* _What to produce_
Every record must be repeated exactly; omit any pictures they contain.
====== Task inputs ======
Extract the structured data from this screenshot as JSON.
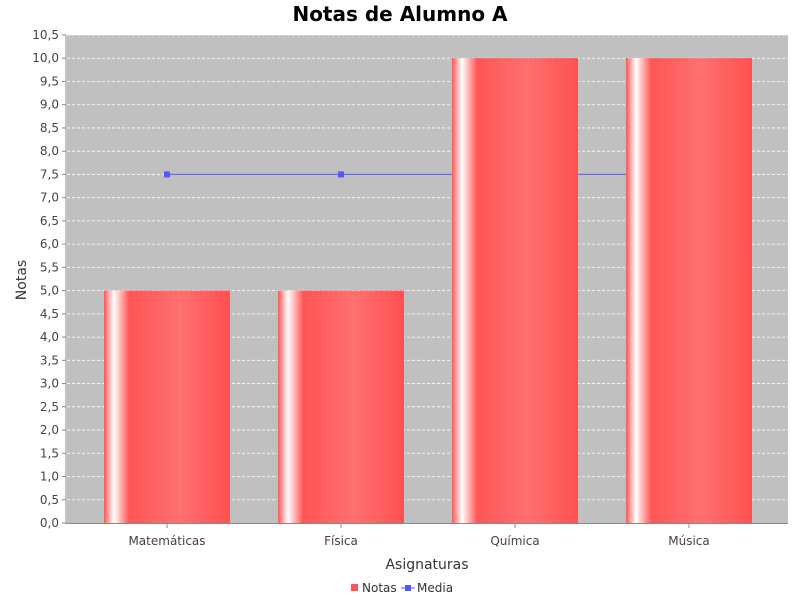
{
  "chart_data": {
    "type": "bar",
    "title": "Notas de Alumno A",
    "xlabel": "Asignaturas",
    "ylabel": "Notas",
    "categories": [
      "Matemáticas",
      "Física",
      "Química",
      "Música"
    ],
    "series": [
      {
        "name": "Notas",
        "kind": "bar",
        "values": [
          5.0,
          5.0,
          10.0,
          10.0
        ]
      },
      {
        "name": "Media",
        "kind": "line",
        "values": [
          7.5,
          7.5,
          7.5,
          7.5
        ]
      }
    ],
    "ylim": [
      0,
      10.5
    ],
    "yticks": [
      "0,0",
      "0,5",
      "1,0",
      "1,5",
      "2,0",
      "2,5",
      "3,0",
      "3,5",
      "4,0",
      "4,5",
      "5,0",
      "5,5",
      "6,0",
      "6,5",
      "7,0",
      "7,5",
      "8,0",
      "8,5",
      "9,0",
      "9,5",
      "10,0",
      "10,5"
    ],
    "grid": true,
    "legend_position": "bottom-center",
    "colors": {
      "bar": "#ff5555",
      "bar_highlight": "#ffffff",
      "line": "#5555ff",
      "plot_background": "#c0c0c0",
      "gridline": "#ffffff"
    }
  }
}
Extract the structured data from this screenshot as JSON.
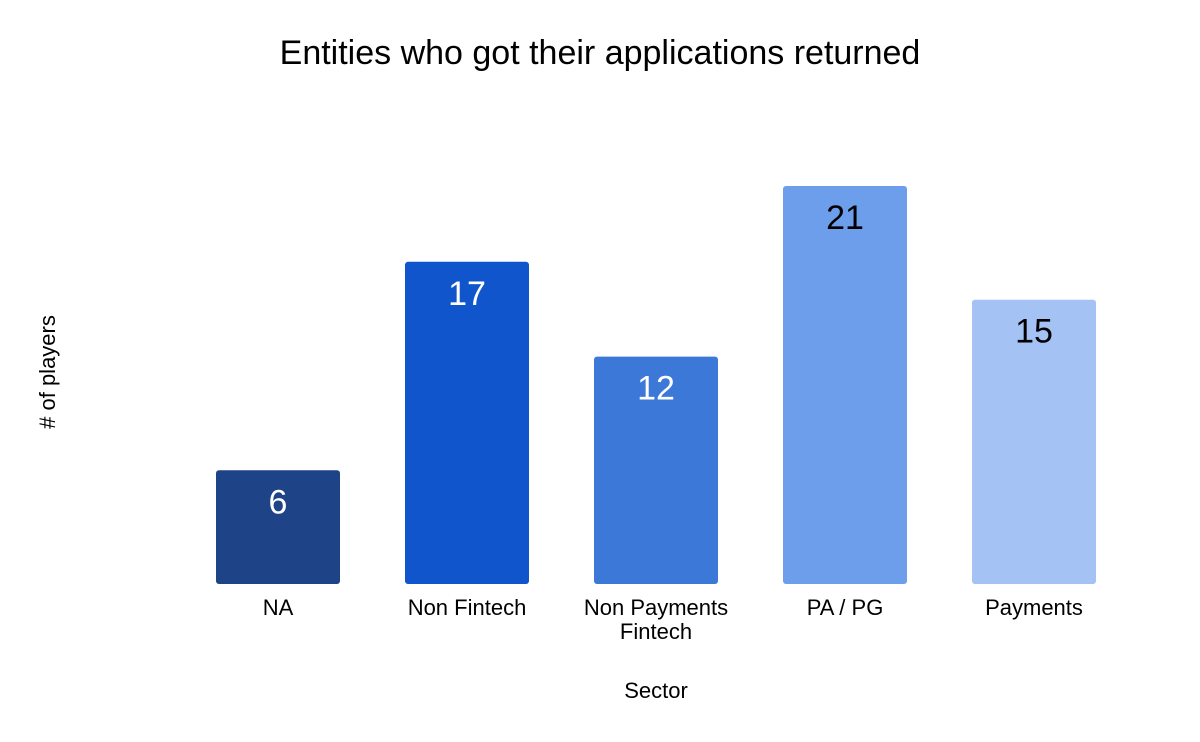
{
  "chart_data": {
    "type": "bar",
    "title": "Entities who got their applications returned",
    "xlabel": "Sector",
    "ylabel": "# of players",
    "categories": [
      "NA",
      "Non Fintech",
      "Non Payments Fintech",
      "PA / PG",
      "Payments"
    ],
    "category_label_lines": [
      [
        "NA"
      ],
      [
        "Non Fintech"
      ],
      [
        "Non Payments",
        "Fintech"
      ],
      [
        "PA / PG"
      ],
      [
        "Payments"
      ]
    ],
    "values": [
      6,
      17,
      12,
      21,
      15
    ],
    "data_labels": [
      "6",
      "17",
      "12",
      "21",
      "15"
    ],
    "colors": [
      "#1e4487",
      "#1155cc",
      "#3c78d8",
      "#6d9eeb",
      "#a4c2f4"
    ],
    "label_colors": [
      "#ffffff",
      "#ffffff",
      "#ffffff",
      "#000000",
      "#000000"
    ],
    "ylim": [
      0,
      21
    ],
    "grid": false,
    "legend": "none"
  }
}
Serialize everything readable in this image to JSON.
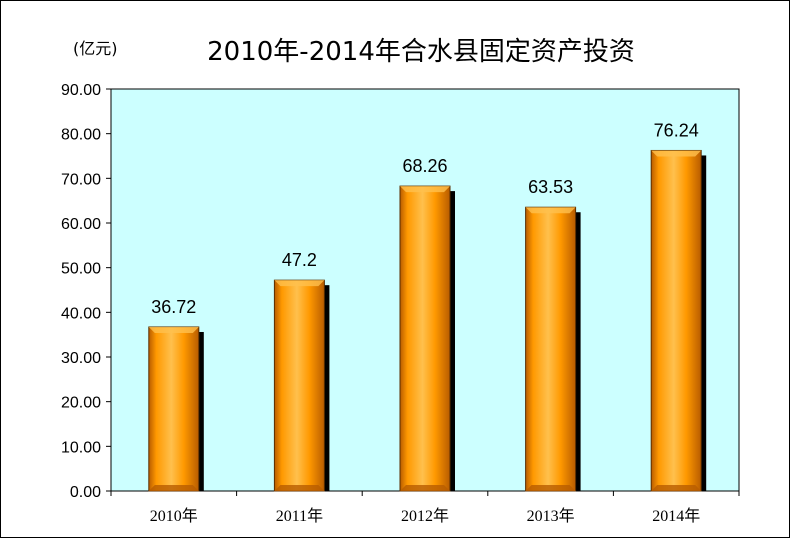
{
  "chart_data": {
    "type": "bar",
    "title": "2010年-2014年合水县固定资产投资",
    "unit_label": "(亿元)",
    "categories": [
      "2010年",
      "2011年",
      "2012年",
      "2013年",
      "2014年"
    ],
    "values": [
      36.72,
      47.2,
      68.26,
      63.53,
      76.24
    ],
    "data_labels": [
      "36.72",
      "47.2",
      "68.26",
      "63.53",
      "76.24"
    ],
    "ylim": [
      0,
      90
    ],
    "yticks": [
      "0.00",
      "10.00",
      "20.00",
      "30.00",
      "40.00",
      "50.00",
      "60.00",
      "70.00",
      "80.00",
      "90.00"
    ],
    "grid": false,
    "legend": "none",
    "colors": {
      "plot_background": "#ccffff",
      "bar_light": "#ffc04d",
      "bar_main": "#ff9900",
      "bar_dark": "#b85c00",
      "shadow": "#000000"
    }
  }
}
======
* _Output of the exercise_
Extract the structured data from this screenshot as JSON.
{
  "chart_data": {
    "type": "bar",
    "title": "Notas de Alumno A",
    "xlabel": "Asignaturas",
    "ylabel": "Notas",
    "categories": [
      "Matemáticas",
      "Física",
      "Química",
      "Música"
    ],
    "series": [
      {
        "name": "Notas",
        "kind": "bar",
        "values": [
          5.0,
          5.0,
          10.0,
          10.0
        ]
      },
      {
        "name": "Media",
        "kind": "line",
        "values": [
          7.5,
          7.5,
          7.5,
          7.5
        ]
      }
    ],
    "ylim": [
      0,
      10.5
    ],
    "yticks": [
      "0,0",
      "0,5",
      "1,0",
      "1,5",
      "2,0",
      "2,5",
      "3,0",
      "3,5",
      "4,0",
      "4,5",
      "5,0",
      "5,5",
      "6,0",
      "6,5",
      "7,0",
      "7,5",
      "8,0",
      "8,5",
      "9,0",
      "9,5",
      "10,0",
      "10,5"
    ],
    "grid": true,
    "legend_position": "bottom-center",
    "colors": {
      "bar": "#ff5555",
      "bar_highlight": "#ffffff",
      "line": "#5555ff",
      "plot_background": "#c0c0c0",
      "gridline": "#ffffff"
    }
  }
}
Extract the structured data from this screenshot as JSON.
{
  "chart_data": {
    "type": "bar",
    "title": "Entities who got their applications returned",
    "xlabel": "Sector",
    "ylabel": "# of players",
    "categories": [
      "NA",
      "Non Fintech",
      "Non Payments Fintech",
      "PA / PG",
      "Payments"
    ],
    "category_label_lines": [
      [
        "NA"
      ],
      [
        "Non Fintech"
      ],
      [
        "Non Payments",
        "Fintech"
      ],
      [
        "PA / PG"
      ],
      [
        "Payments"
      ]
    ],
    "values": [
      6,
      17,
      12,
      21,
      15
    ],
    "data_labels": [
      "6",
      "17",
      "12",
      "21",
      "15"
    ],
    "colors": [
      "#1e4487",
      "#1155cc",
      "#3c78d8",
      "#6d9eeb",
      "#a4c2f4"
    ],
    "label_colors": [
      "#ffffff",
      "#ffffff",
      "#ffffff",
      "#000000",
      "#000000"
    ],
    "ylim": [
      0,
      21
    ],
    "grid": false,
    "legend": "none"
  }
}
Serialize everything readable in this image to JSON.
{
  "chart_data": {
    "type": "bar",
    "title": "2010年-2014年合水县固定资产投资",
    "unit_label": "(亿元)",
    "categories": [
      "2010年",
      "2011年",
      "2012年",
      "2013年",
      "2014年"
    ],
    "values": [
      36.72,
      47.2,
      68.26,
      63.53,
      76.24
    ],
    "data_labels": [
      "36.72",
      "47.2",
      "68.26",
      "63.53",
      "76.24"
    ],
    "ylim": [
      0,
      90
    ],
    "yticks": [
      "0.00",
      "10.00",
      "20.00",
      "30.00",
      "40.00",
      "50.00",
      "60.00",
      "70.00",
      "80.00",
      "90.00"
    ],
    "grid": false,
    "legend": "none",
    "colors": {
      "plot_background": "#ccffff",
      "bar_light": "#ffc04d",
      "bar_main": "#ff9900",
      "bar_dark": "#b85c00",
      "shadow": "#000000"
    }
  }
}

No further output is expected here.